┌──

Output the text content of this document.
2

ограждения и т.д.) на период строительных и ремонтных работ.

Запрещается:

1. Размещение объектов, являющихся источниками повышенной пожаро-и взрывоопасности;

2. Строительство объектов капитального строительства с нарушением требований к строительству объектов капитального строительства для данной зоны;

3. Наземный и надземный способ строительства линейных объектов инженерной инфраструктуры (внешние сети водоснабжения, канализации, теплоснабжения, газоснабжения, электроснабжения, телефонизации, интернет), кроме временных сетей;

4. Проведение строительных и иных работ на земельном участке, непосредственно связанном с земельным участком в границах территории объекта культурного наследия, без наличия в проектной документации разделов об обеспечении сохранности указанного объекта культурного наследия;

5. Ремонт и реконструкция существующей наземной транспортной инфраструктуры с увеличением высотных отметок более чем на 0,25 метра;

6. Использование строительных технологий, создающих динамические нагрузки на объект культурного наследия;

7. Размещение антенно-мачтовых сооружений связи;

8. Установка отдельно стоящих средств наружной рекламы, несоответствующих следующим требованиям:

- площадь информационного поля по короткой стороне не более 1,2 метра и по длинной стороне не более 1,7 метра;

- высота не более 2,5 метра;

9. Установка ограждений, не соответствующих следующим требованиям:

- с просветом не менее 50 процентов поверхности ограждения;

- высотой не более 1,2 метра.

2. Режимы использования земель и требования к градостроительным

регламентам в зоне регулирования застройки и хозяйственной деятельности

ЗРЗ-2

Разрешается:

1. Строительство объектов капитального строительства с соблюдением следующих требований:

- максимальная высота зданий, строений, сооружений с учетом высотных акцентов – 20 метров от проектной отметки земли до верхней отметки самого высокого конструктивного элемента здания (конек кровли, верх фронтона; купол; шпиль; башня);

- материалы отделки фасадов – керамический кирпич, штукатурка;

└──
┌──

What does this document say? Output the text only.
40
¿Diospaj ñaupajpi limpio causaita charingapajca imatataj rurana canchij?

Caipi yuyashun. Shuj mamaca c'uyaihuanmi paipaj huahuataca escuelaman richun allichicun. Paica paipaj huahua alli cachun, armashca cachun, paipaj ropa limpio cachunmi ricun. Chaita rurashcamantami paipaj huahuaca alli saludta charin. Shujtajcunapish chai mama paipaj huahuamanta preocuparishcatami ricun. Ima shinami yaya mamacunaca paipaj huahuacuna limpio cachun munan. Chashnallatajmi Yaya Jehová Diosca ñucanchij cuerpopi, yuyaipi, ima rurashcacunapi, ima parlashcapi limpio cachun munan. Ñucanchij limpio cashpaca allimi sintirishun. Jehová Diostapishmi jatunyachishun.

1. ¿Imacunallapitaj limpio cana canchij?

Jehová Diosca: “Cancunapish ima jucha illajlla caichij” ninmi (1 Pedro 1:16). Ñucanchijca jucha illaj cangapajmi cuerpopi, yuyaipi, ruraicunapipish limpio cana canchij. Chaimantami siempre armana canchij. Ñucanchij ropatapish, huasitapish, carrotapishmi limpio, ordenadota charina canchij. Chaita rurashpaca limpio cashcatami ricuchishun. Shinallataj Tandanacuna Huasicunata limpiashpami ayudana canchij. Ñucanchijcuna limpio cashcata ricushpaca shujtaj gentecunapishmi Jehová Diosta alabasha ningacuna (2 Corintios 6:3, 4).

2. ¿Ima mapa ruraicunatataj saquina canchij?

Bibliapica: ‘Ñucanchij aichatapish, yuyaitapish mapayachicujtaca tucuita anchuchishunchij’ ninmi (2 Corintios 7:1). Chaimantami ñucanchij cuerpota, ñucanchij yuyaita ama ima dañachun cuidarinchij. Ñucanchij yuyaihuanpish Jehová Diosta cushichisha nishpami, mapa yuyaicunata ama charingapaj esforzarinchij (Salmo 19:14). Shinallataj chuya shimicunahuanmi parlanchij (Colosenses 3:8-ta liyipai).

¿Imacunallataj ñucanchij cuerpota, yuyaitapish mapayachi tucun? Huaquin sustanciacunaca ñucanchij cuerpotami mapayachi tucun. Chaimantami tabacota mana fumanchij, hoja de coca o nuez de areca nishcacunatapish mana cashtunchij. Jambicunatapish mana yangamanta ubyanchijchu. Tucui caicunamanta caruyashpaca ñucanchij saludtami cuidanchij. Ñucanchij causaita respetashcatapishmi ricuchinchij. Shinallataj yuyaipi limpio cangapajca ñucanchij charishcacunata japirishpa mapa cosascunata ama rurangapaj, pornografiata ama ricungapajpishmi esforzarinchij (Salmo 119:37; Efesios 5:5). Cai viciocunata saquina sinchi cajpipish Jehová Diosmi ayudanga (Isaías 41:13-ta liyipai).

└──
┌──

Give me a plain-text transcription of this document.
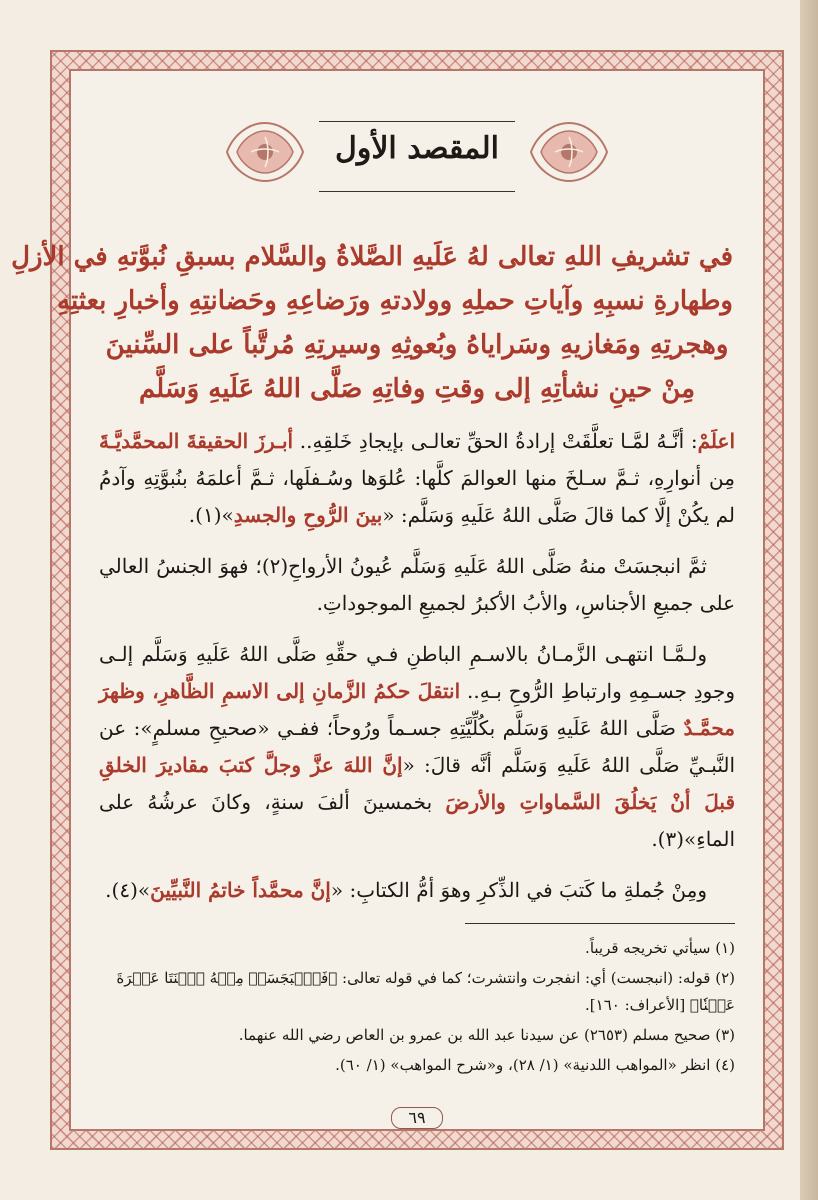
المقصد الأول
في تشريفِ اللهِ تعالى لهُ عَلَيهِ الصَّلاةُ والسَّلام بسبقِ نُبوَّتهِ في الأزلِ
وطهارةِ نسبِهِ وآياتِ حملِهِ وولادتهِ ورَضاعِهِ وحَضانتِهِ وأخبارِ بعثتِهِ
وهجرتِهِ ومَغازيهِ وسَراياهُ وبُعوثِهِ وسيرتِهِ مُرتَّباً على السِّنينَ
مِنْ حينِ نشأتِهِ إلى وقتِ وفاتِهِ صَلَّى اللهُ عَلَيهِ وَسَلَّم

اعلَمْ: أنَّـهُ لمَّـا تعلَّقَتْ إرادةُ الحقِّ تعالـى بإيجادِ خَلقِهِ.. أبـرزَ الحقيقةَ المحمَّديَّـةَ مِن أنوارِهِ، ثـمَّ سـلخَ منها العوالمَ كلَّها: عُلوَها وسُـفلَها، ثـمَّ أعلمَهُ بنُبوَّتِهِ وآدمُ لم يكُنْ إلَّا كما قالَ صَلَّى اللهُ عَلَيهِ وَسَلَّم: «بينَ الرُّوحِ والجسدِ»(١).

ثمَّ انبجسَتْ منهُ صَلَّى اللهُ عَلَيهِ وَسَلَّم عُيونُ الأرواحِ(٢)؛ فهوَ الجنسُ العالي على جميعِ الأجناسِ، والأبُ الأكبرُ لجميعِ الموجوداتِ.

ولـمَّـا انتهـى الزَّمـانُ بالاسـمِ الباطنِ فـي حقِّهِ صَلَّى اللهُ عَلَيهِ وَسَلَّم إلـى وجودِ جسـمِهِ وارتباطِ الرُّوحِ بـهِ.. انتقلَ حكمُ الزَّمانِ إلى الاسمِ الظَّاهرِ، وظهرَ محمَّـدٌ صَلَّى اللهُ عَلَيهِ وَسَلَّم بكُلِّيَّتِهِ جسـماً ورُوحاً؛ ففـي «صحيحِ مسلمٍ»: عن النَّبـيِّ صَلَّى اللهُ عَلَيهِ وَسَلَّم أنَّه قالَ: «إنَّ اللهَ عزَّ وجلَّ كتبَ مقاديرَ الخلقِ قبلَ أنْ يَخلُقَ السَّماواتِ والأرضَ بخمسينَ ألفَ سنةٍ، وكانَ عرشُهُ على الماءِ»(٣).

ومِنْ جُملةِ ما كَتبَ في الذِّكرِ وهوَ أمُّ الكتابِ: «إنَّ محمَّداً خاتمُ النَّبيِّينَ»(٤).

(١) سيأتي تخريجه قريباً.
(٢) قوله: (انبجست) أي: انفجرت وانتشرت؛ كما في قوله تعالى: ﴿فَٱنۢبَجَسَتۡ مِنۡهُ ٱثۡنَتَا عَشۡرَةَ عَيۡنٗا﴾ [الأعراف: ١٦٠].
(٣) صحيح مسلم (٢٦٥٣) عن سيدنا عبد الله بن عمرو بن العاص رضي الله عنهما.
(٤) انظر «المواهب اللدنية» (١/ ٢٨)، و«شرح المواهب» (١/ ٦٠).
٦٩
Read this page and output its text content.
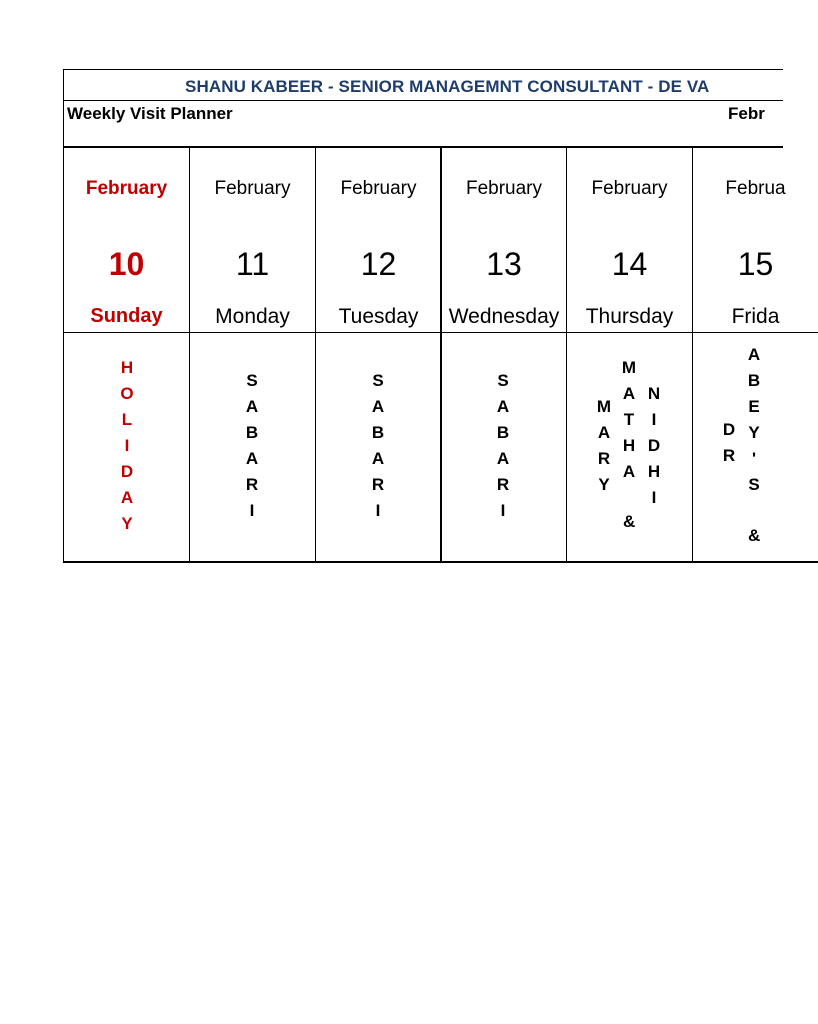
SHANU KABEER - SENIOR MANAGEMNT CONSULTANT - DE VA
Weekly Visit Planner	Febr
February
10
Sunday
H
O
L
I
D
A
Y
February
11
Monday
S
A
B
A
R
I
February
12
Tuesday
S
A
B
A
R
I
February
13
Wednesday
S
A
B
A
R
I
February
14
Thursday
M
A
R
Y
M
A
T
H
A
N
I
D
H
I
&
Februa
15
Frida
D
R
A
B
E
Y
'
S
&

└──

■ WHAT TO DO
Pull out every line in the material above where "this" occurs.

■ TASK RESULT
Output the text content of this document.
What does this document say? Output the text only.
Give me a plain-text transcription of this document.
Read this page and output its text content.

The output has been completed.